[Dataset entries]
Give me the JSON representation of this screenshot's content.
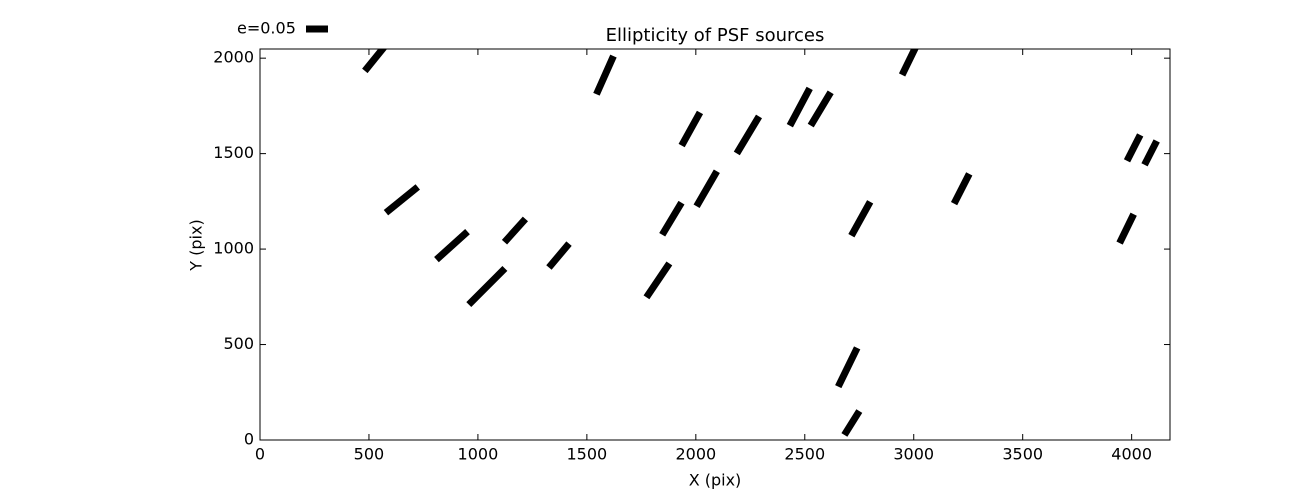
{
  "chart_data": {
    "type": "quiver",
    "title": "Ellipticity of PSF sources",
    "x_label": "X (pix)",
    "y_label": "Y (pix)",
    "xlim": [
      0,
      4176
    ],
    "ylim": [
      0,
      2048
    ],
    "xticks": [
      0,
      500,
      1000,
      1500,
      2000,
      2500,
      3000,
      3500,
      4000
    ],
    "yticks": [
      0,
      500,
      1000,
      1500,
      2000
    ],
    "legend": {
      "label": "e=0.05",
      "value": 0.05,
      "position": "upper left"
    },
    "whiskers": {
      "color": "#000000",
      "x": [
        532,
        1583,
        2982,
        651,
        881,
        1041,
        1170,
        1372,
        1977,
        1890,
        2050,
        1826,
        2239,
        2477,
        2573,
        2757,
        3220,
        4009,
        4087,
        3977,
        2697,
        2716
      ],
      "y": [
        2005,
        1911,
        1995,
        1258,
        1018,
        804,
        1097,
        966,
        1629,
        1159,
        1316,
        836,
        1598,
        1744,
        1734,
        1159,
        1316,
        1530,
        1504,
        1107,
        381,
        89
      ],
      "e": [
        0.08,
        0.095,
        0.08,
        0.093,
        0.095,
        0.116,
        0.071,
        0.071,
        0.086,
        0.085,
        0.092,
        0.093,
        0.098,
        0.096,
        0.088,
        0.088,
        0.076,
        0.066,
        0.061,
        0.073,
        0.098,
        0.064
      ],
      "angle": [
        51,
        66,
        64,
        39,
        42,
        45,
        48,
        50,
        61,
        59,
        60,
        56,
        59,
        62,
        59,
        61,
        63,
        63,
        63,
        64,
        64,
        58
      ]
    }
  }
}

### Short task
Copy every record character for character. Skip the pictures.

### Answer in full
Give me the JSON representation of this screenshot's content.
{
  "chart_data": {
    "type": "quiver",
    "title": "Ellipticity of PSF sources",
    "x_label": "X (pix)",
    "y_label": "Y (pix)",
    "xlim": [
      0,
      4176
    ],
    "ylim": [
      0,
      2048
    ],
    "xticks": [
      0,
      500,
      1000,
      1500,
      2000,
      2500,
      3000,
      3500,
      4000
    ],
    "yticks": [
      0,
      500,
      1000,
      1500,
      2000
    ],
    "legend": {
      "label": "e=0.05",
      "value": 0.05,
      "position": "upper left"
    },
    "whiskers": {
      "color": "#000000",
      "x": [
        532,
        1583,
        2982,
        651,
        881,
        1041,
        1170,
        1372,
        1977,
        1890,
        2050,
        1826,
        2239,
        2477,
        2573,
        2757,
        3220,
        4009,
        4087,
        3977,
        2697,
        2716
      ],
      "y": [
        2005,
        1911,
        1995,
        1258,
        1018,
        804,
        1097,
        966,
        1629,
        1159,
        1316,
        836,
        1598,
        1744,
        1734,
        1159,
        1316,
        1530,
        1504,
        1107,
        381,
        89
      ],
      "e": [
        0.08,
        0.095,
        0.08,
        0.093,
        0.095,
        0.116,
        0.071,
        0.071,
        0.086,
        0.085,
        0.092,
        0.093,
        0.098,
        0.096,
        0.088,
        0.088,
        0.076,
        0.066,
        0.061,
        0.073,
        0.098,
        0.064
      ],
      "angle": [
        51,
        66,
        64,
        39,
        42,
        45,
        48,
        50,
        61,
        59,
        60,
        56,
        59,
        62,
        59,
        61,
        63,
        63,
        63,
        64,
        64,
        58
      ]
    }
  }
}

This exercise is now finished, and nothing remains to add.